------ Dataset extract

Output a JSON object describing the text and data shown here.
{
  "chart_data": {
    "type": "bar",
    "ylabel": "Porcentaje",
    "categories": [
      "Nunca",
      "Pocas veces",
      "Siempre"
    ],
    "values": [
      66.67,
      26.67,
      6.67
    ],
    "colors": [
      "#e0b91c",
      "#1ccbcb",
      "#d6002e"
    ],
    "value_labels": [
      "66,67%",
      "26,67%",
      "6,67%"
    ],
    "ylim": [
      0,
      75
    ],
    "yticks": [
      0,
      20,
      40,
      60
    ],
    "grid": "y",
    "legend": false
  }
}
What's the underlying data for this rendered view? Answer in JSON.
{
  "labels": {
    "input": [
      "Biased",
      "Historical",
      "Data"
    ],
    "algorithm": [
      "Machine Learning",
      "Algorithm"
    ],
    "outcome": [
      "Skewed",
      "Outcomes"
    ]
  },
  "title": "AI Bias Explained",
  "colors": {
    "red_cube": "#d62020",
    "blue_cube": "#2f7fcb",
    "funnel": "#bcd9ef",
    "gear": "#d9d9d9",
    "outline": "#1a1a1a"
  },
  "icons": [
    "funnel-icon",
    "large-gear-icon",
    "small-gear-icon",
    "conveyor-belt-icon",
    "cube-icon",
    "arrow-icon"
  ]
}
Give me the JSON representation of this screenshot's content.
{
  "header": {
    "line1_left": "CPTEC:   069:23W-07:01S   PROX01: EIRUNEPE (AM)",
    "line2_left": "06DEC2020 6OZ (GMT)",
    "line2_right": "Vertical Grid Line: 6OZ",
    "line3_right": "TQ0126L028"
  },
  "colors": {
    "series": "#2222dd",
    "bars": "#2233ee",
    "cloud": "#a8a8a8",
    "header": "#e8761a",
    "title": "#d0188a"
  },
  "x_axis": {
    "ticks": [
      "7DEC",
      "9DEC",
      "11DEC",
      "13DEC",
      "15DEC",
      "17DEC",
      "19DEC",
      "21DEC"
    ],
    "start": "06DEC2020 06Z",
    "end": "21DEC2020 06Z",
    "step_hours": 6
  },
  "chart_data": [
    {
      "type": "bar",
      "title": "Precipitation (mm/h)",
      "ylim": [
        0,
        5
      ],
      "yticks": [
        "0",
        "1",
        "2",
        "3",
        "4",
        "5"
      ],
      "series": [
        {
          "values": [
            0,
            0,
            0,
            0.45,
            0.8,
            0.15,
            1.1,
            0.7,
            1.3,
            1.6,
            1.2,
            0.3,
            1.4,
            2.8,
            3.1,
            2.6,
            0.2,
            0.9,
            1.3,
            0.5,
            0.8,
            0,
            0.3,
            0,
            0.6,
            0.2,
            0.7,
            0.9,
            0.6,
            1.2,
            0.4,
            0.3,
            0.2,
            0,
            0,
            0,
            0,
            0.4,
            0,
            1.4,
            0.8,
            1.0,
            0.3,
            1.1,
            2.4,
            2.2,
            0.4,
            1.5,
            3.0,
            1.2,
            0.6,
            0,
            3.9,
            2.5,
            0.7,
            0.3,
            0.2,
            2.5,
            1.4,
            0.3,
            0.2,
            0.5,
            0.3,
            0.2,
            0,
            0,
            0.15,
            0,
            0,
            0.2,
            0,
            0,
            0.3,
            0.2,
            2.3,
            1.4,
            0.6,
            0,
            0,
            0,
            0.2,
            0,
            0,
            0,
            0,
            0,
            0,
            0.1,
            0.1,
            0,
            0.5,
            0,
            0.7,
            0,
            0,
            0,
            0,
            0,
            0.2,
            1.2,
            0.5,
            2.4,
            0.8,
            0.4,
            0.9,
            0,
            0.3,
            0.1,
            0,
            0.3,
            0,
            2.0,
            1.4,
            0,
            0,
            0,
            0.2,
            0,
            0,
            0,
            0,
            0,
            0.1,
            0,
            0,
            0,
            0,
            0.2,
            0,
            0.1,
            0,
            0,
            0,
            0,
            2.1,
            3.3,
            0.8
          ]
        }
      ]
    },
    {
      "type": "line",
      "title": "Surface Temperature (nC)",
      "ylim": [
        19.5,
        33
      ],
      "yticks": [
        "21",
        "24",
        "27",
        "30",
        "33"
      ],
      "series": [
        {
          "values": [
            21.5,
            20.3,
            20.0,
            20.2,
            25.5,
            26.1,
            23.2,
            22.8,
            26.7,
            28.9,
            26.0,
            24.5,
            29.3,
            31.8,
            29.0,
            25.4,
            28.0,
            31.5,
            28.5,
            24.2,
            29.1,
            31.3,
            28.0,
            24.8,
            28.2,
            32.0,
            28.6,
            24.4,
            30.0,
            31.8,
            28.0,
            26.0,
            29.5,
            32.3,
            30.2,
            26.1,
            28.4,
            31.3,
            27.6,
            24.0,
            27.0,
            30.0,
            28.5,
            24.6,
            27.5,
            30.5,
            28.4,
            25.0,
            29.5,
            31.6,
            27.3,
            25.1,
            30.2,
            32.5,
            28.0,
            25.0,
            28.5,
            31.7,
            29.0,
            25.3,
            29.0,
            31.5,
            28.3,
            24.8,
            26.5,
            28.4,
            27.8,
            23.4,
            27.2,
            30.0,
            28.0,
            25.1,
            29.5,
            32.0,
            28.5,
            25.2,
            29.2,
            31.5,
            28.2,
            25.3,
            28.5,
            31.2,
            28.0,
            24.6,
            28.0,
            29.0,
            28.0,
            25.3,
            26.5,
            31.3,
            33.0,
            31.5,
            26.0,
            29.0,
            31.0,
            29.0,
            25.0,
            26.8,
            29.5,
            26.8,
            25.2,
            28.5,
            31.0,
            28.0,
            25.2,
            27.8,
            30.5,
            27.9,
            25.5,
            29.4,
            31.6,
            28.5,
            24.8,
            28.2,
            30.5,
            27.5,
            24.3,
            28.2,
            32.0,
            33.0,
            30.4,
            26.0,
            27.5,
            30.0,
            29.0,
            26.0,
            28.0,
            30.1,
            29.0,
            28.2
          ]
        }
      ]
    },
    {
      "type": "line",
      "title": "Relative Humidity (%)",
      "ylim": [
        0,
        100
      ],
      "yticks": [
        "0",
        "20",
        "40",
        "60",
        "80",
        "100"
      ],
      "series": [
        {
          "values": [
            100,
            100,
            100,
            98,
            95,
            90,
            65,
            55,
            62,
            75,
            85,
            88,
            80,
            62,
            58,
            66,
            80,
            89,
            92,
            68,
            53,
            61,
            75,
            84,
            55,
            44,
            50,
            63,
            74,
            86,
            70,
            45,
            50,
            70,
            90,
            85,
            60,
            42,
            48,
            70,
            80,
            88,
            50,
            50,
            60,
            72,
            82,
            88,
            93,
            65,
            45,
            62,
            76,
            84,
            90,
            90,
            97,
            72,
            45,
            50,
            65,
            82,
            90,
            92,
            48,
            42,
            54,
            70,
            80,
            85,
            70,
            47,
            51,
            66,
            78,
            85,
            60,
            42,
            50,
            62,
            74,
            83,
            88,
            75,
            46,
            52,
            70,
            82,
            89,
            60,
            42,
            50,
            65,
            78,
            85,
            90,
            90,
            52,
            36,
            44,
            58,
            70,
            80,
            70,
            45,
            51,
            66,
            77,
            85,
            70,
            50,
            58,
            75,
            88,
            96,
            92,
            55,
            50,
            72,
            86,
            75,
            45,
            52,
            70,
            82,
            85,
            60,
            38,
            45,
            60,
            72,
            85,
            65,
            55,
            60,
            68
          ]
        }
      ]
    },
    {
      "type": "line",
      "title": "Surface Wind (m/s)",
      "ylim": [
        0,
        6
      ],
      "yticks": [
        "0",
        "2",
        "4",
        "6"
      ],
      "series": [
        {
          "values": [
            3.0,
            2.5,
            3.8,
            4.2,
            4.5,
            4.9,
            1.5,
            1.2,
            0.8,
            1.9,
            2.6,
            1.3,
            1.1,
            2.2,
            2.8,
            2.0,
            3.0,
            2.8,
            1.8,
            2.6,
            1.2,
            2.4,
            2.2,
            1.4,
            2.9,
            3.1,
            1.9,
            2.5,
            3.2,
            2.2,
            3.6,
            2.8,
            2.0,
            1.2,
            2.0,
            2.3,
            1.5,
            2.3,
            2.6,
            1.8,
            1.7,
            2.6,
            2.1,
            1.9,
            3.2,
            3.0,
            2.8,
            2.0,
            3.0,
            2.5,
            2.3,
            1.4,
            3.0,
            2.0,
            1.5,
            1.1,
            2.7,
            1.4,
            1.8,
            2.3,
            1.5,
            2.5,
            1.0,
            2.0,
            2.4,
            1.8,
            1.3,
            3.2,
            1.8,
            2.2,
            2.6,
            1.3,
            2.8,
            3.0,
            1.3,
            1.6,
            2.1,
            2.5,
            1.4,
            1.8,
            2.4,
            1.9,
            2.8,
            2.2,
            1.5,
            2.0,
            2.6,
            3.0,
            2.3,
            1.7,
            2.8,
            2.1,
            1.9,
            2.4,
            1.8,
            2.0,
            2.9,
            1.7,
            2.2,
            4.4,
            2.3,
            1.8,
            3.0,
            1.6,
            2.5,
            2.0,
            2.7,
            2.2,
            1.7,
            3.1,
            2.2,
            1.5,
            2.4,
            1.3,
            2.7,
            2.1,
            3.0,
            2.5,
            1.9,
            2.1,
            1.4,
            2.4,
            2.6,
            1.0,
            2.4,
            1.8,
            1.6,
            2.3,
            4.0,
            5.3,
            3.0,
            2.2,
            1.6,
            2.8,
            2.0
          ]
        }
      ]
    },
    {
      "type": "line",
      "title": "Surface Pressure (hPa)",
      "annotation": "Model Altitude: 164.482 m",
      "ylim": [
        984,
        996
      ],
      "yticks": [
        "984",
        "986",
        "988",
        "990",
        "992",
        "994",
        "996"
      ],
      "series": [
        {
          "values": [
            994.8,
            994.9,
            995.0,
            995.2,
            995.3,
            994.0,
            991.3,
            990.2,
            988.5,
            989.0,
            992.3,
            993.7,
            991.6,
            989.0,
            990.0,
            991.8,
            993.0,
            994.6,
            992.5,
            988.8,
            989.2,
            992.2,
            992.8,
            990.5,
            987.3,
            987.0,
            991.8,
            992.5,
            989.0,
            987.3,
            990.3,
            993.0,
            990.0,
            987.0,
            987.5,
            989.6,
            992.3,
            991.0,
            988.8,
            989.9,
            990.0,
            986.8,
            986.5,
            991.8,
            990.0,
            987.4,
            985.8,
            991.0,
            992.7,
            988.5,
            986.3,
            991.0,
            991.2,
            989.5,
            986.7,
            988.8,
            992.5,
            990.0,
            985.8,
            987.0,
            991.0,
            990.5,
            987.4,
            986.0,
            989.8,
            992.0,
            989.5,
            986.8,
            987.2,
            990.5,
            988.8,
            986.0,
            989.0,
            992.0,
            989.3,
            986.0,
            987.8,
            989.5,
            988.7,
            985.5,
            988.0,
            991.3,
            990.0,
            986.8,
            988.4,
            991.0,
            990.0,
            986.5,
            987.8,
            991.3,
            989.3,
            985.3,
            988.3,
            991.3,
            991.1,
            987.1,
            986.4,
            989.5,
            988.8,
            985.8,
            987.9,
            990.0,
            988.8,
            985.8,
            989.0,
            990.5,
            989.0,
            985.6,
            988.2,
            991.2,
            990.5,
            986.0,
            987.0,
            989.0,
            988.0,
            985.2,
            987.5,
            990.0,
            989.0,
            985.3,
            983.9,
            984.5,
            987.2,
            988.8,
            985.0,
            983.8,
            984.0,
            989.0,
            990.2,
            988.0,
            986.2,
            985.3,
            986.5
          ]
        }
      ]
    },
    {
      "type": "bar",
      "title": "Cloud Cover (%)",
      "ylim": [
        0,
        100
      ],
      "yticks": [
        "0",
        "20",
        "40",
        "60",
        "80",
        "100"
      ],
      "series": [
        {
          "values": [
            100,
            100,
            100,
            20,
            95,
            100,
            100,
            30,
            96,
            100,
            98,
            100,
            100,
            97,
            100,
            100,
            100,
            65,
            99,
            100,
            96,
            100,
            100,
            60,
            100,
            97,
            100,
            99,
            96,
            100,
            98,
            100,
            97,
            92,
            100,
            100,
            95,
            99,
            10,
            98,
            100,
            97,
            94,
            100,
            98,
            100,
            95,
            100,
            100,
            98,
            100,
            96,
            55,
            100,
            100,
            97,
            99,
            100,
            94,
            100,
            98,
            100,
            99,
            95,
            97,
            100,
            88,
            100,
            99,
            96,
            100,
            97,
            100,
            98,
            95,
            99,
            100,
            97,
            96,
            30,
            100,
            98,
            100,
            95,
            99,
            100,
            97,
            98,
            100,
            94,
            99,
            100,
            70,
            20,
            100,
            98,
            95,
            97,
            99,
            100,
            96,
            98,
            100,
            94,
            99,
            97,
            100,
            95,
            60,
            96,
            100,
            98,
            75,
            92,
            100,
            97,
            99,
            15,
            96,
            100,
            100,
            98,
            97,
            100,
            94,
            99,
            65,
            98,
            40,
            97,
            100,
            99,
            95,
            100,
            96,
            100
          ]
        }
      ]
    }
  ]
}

------------

**Set exercise**
Among the records above, find each line holding the string "JSON" and pull it out.

**Output of the task**
Output a JSON object describing the text and data shown here.
What's the underlying data for this rendered view? Answer in JSON.
Give me the JSON representation of this screenshot's content.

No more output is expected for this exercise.